**What you are asked to do:** Extract exactly the range of lines bounded by the line containing "Output the text content of this document." and the final line of the listing, both ends included, and no other lines.

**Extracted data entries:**
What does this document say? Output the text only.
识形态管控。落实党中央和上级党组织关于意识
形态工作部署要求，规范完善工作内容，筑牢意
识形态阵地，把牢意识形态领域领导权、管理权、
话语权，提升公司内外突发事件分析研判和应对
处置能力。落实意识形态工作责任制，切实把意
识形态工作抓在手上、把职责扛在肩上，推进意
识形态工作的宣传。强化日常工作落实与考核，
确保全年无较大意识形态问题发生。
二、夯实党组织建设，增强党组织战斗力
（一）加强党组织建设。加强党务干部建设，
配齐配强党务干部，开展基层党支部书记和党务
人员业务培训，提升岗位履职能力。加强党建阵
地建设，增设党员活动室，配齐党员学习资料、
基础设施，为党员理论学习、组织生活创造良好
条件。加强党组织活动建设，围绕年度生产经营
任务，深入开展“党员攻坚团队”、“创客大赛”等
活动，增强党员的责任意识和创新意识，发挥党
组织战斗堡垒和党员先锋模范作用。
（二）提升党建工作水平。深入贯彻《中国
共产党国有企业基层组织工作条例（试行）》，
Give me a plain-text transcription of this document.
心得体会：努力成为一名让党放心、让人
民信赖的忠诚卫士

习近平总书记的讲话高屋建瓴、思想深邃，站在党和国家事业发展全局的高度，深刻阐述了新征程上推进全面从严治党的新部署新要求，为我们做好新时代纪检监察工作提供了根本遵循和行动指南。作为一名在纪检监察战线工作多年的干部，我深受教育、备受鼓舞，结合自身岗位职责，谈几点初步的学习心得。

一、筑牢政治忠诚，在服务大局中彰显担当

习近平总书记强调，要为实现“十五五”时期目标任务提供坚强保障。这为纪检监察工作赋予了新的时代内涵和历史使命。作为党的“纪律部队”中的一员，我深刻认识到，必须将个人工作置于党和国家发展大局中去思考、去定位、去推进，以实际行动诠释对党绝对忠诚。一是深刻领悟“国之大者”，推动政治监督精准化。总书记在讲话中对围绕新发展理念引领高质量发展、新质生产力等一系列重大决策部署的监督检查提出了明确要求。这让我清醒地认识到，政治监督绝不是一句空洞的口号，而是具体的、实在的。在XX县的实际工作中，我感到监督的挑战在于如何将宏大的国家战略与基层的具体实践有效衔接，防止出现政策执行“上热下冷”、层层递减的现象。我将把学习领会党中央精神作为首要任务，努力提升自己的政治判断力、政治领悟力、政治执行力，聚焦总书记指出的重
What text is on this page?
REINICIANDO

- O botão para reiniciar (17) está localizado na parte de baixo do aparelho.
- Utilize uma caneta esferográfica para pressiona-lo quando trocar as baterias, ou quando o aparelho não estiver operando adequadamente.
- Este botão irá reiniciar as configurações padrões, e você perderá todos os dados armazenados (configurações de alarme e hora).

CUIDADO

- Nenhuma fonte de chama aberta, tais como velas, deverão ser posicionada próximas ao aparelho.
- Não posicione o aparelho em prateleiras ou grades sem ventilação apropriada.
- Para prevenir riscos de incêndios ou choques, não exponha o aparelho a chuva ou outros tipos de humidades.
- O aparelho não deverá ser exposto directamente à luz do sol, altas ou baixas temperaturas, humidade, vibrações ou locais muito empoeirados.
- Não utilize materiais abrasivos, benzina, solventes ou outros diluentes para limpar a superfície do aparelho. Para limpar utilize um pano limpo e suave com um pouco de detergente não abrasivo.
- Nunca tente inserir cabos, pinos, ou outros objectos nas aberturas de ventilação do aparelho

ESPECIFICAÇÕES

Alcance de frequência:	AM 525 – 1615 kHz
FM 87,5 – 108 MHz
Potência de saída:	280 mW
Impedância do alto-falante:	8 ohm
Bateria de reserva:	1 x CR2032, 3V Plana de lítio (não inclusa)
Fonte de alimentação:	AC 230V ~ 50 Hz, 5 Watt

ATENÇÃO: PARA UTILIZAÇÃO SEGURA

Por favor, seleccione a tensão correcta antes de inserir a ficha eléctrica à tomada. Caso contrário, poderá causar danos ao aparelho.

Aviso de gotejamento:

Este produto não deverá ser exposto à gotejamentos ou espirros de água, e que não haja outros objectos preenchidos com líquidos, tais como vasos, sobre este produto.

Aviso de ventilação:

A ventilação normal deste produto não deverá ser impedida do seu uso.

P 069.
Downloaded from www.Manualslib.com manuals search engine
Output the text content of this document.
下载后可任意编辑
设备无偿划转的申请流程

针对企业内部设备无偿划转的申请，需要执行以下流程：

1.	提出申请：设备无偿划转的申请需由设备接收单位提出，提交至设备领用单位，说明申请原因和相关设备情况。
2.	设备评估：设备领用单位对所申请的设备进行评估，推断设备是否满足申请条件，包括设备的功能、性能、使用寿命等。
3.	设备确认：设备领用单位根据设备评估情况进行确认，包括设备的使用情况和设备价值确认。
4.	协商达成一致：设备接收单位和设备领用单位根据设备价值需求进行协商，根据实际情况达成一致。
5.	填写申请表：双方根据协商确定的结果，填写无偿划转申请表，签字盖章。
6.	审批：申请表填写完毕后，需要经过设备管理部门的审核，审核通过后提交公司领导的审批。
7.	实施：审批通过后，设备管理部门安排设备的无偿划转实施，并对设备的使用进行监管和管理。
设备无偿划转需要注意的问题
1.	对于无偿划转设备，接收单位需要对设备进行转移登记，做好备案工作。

**Finished task:**
Output the text content of this document.
下载后可任意编辑
设备无偿划转的申请流程

针对企业内部设备无偿划转的申请，需要执行以下流程：

1.	提出申请：设备无偿划转的申请需由设备接收单位提出，提交至设备领用单位，说明申请原因和相关设备情况。
2.	设备评估：设备领用单位对所申请的设备进行评估，推断设备是否满足申请条件，包括设备的功能、性能、使用寿命等。
3.	设备确认：设备领用单位根据设备评估情况进行确认，包括设备的使用情况和设备价值确认。
4.	协商达成一致：设备接收单位和设备领用单位根据设备价值需求进行协商，根据实际情况达成一致。
5.	填写申请表：双方根据协商确定的结果，填写无偿划转申请表，签字盖章。
6.	审批：申请表填写完毕后，需要经过设备管理部门的审核，审核通过后提交公司领导的审批。
7.	实施：审批通过后，设备管理部门安排设备的无偿划转实施，并对设备的使用进行监管和管理。
设备无偿划转需要注意的问题
1.	对于无偿划转设备，接收单位需要对设备进行转移登记，做好备案工作。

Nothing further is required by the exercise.